___ Supplied entries

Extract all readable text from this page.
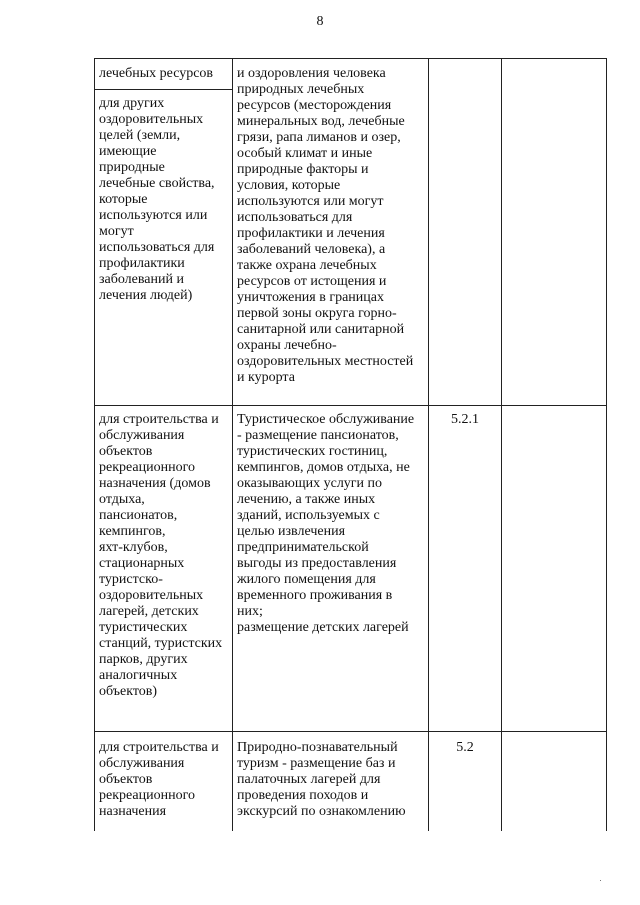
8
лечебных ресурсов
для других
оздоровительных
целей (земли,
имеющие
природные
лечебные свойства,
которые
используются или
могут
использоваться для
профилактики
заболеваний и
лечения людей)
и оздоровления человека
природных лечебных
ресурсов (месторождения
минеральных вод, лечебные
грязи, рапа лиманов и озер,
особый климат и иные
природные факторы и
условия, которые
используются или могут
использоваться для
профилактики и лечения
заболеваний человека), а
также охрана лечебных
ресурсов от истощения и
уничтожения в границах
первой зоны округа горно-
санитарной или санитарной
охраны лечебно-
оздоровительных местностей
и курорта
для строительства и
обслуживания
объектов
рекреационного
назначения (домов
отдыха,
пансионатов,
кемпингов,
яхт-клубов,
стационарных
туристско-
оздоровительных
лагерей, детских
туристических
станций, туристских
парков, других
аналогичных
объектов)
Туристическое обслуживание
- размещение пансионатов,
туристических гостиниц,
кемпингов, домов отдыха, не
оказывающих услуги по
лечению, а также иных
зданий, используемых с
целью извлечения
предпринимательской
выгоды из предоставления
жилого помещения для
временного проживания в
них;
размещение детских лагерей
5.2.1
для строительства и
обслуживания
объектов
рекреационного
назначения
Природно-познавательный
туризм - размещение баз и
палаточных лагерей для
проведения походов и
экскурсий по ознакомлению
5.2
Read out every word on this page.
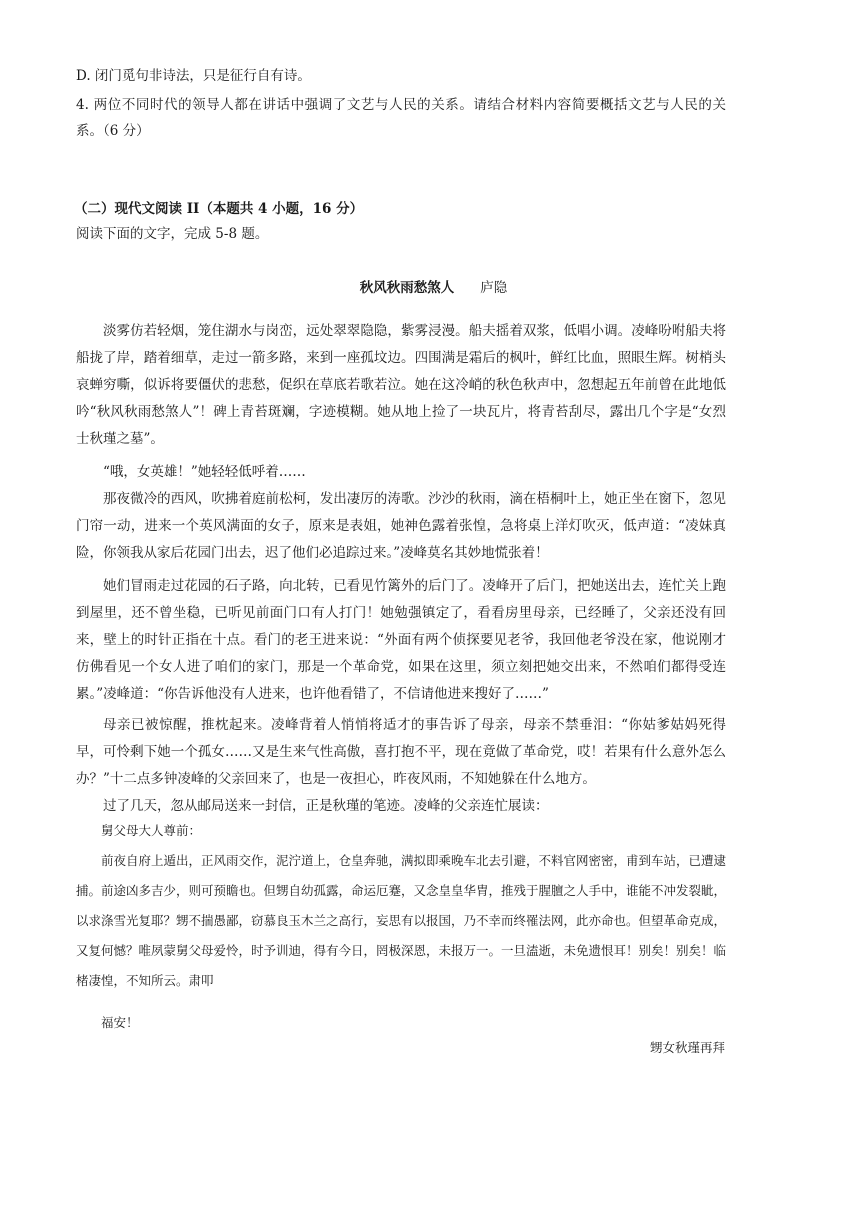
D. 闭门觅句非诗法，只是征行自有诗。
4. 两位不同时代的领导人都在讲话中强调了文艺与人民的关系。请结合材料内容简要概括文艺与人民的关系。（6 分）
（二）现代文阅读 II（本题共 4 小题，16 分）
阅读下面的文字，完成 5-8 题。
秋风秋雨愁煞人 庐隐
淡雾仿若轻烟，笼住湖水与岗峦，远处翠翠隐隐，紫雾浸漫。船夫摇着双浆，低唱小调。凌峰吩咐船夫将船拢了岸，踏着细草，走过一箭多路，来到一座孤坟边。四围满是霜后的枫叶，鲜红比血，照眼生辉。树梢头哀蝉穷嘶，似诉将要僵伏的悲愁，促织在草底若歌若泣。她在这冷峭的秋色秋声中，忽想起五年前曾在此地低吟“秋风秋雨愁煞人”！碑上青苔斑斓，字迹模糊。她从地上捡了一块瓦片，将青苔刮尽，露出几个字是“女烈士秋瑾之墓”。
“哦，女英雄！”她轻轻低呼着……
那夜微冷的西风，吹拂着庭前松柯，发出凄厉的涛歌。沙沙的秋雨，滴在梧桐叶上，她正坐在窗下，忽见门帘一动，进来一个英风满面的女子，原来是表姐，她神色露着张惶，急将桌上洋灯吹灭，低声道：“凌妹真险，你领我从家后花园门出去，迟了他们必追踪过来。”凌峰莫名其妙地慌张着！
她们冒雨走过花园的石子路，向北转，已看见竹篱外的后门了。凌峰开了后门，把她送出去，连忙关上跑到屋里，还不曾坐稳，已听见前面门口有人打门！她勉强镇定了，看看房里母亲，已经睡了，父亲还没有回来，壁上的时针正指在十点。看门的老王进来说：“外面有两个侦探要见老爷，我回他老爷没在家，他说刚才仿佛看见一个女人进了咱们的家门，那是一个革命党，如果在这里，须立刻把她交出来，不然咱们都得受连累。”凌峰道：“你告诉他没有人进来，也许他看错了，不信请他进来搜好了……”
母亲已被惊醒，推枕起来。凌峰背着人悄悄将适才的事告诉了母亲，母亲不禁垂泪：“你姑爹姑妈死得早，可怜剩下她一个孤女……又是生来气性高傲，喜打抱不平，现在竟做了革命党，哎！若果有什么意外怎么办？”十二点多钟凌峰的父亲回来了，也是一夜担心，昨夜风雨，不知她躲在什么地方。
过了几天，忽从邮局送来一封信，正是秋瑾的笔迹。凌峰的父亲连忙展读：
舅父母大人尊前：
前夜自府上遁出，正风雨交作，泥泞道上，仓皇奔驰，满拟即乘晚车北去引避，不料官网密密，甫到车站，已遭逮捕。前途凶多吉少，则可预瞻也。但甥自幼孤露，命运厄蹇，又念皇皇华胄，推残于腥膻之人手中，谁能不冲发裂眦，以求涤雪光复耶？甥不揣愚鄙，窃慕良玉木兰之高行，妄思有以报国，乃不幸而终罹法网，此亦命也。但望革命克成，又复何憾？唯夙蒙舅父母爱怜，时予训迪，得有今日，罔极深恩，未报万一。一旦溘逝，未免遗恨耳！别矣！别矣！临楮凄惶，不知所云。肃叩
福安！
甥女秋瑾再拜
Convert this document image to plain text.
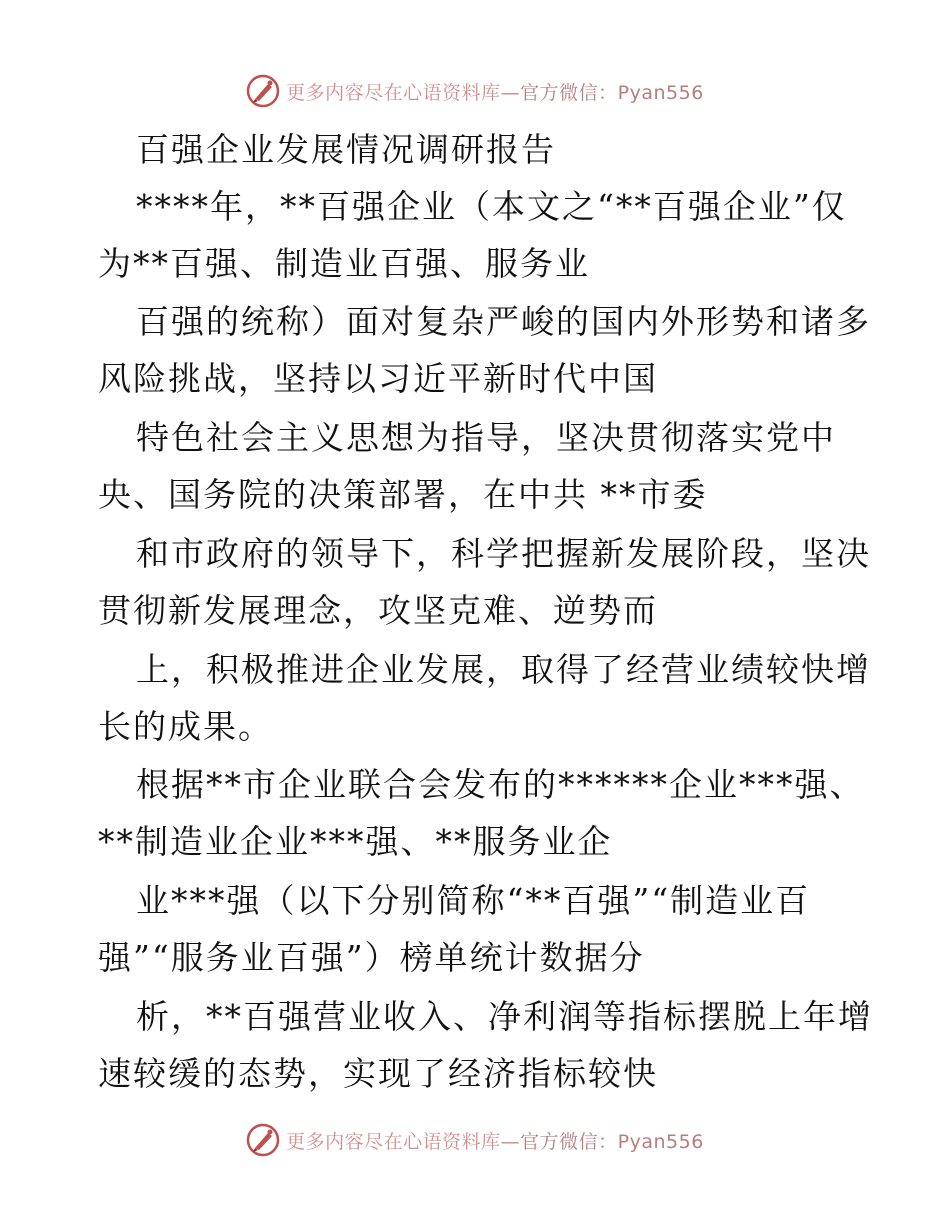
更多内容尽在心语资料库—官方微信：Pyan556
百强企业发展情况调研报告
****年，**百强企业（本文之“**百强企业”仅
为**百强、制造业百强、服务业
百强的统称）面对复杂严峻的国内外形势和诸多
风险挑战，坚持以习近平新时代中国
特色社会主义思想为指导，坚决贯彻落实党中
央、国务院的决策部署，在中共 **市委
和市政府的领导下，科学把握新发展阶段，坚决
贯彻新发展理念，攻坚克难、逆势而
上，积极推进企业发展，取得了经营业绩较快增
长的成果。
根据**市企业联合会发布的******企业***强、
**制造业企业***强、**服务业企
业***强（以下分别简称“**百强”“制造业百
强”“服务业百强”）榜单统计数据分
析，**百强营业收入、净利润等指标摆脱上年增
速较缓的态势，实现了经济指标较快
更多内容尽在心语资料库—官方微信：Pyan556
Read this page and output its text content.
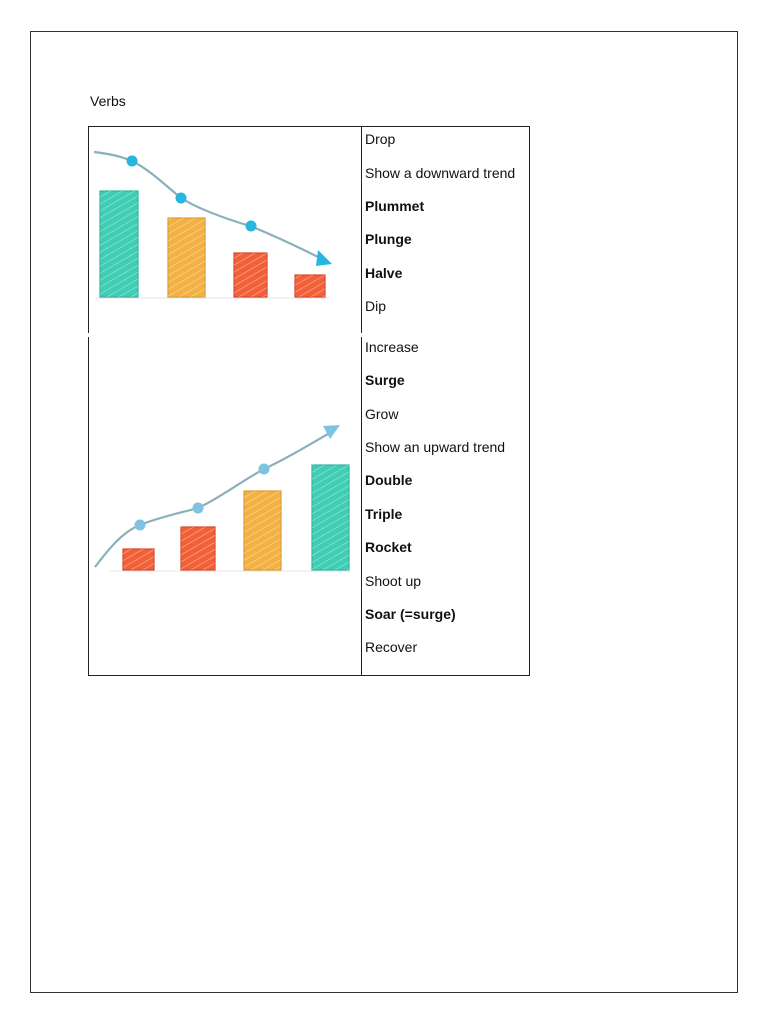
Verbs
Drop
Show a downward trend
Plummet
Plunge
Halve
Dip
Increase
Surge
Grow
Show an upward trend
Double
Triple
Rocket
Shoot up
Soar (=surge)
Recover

______

## Exercise instructions
Quote the records in full and exactly; skip any image.

## Solution for this problem
Extract all readable text from this page.
8
лечебных ресурсов
для других
оздоровительных
целей (земли,
имеющие
природные
лечебные свойства,
которые
используются или
могут
использоваться для
профилактики
заболеваний и
лечения людей)
и оздоровления человека
природных лечебных
ресурсов (месторождения
минеральных вод, лечебные
грязи, рапа лиманов и озер,
особый климат и иные
природные факторы и
условия, которые
используются или могут
использоваться для
профилактики и лечения
заболеваний человека), а
также охрана лечебных
ресурсов от истощения и
уничтожения в границах
первой зоны округа горно-
санитарной или санитарной
охраны лечебно-
оздоровительных местностей
и курорта
для строительства и
обслуживания
объектов
рекреационного
назначения (домов
отдыха,
пансионатов,
кемпингов,
яхт-клубов,
стационарных
туристско-
оздоровительных
лагерей, детских
туристических
станций, туристских
парков, других
аналогичных
объектов)
Туристическое обслуживание
- размещение пансионатов,
туристических гостиниц,
кемпингов, домов отдыха, не
оказывающих услуги по
лечению, а также иных
зданий, используемых с
целью извлечения
предпринимательской
выгоды из предоставления
жилого помещения для
временного проживания в
них;
размещение детских лагерей
5.2.1
для строительства и
обслуживания
объектов
рекреационного
назначения
Природно-познавательный
туризм - размещение баз и
палаточных лагерей для
проведения походов и
экскурсий по ознакомлению
5.2
Read out every word on this page.
D. 闭门觅句非诗法，只是征行自有诗。
4. 两位不同时代的领导人都在讲话中强调了文艺与人民的关系。请结合材料内容简要概括文艺与人民的关系。（6 分）
（二）现代文阅读 II（本题共 4 小题，16 分）
阅读下面的文字，完成 5-8 题。
秋风秋雨愁煞人 庐隐
淡雾仿若轻烟，笼住湖水与岗峦，远处翠翠隐隐，紫雾浸漫。船夫摇着双浆，低唱小调。凌峰吩咐船夫将船拢了岸，踏着细草，走过一箭多路，来到一座孤坟边。四围满是霜后的枫叶，鲜红比血，照眼生辉。树梢头哀蝉穷嘶，似诉将要僵伏的悲愁，促织在草底若歌若泣。她在这冷峭的秋色秋声中，忽想起五年前曾在此地低吟“秋风秋雨愁煞人”！碑上青苔斑斓，字迹模糊。她从地上捡了一块瓦片，将青苔刮尽，露出几个字是“女烈士秋瑾之墓”。
“哦，女英雄！”她轻轻低呼着……
那夜微冷的西风，吹拂着庭前松柯，发出凄厉的涛歌。沙沙的秋雨，滴在梧桐叶上，她正坐在窗下，忽见门帘一动，进来一个英风满面的女子，原来是表姐，她神色露着张惶，急将桌上洋灯吹灭，低声道：“凌妹真险，你领我从家后花园门出去，迟了他们必追踪过来。”凌峰莫名其妙地慌张着！
她们冒雨走过花园的石子路，向北转，已看见竹篱外的后门了。凌峰开了后门，把她送出去，连忙关上跑到屋里，还不曾坐稳，已听见前面门口有人打门！她勉强镇定了，看看房里母亲，已经睡了，父亲还没有回来，壁上的时针正指在十点。看门的老王进来说：“外面有两个侦探要见老爷，我回他老爷没在家，他说刚才仿佛看见一个女人进了咱们的家门，那是一个革命党，如果在这里，须立刻把她交出来，不然咱们都得受连累。”凌峰道：“你告诉他没有人进来，也许他看错了，不信请他进来搜好了……”
母亲已被惊醒，推枕起来。凌峰背着人悄悄将适才的事告诉了母亲，母亲不禁垂泪：“你姑爹姑妈死得早，可怜剩下她一个孤女……又是生来气性高傲，喜打抱不平，现在竟做了革命党，哎！若果有什么意外怎么办？”十二点多钟凌峰的父亲回来了，也是一夜担心，昨夜风雨，不知她躲在什么地方。
过了几天，忽从邮局送来一封信，正是秋瑾的笔迹。凌峰的父亲连忙展读：
舅父母大人尊前：
前夜自府上遁出，正风雨交作，泥泞道上，仓皇奔驰，满拟即乘晚车北去引避，不料官网密密，甫到车站，已遭逮捕。前途凶多吉少，则可预瞻也。但甥自幼孤露，命运厄蹇，又念皇皇华胄，推残于腥膻之人手中，谁能不冲发裂眦，以求涤雪光复耶？甥不揣愚鄙，窃慕良玉木兰之高行，妄思有以报国，乃不幸而终罹法网，此亦命也。但望革命克成，又复何憾？唯夙蒙舅父母爱怜，时予训迪，得有今日，罔极深恩，未报万一。一旦溘逝，未免遗恨耳！别矣！别矣！临楮凄惶，不知所云。肃叩
福安！
甥女秋瑾再拜
Convert this document image to plain text.
更多内容尽在心语资料库—官方微信：Pyan556
百强企业发展情况调研报告
****年，**百强企业（本文之“**百强企业”仅
为**百强、制造业百强、服务业
百强的统称）面对复杂严峻的国内外形势和诸多
风险挑战，坚持以习近平新时代中国
特色社会主义思想为指导，坚决贯彻落实党中
央、国务院的决策部署，在中共 **市委
和市政府的领导下，科学把握新发展阶段，坚决
贯彻新发展理念，攻坚克难、逆势而
上，积极推进企业发展，取得了经营业绩较快增
长的成果。
根据**市企业联合会发布的******企业***强、
**制造业企业***强、**服务业企
业***强（以下分别简称“**百强”“制造业百
强”“服务业百强”）榜单统计数据分
析，**百强营业收入、净利润等指标摆脱上年增
速较缓的态势，实现了经济指标较快
更多内容尽在心语资料库—官方微信：Pyan556
Read this page and output its text content.
Verbs
Drop
Show a downward trend
Plummet
Plunge
Halve
Dip
Increase
Surge
Grow
Show an upward trend
Double
Triple
Rocket
Shoot up
Soar (=surge)
Recover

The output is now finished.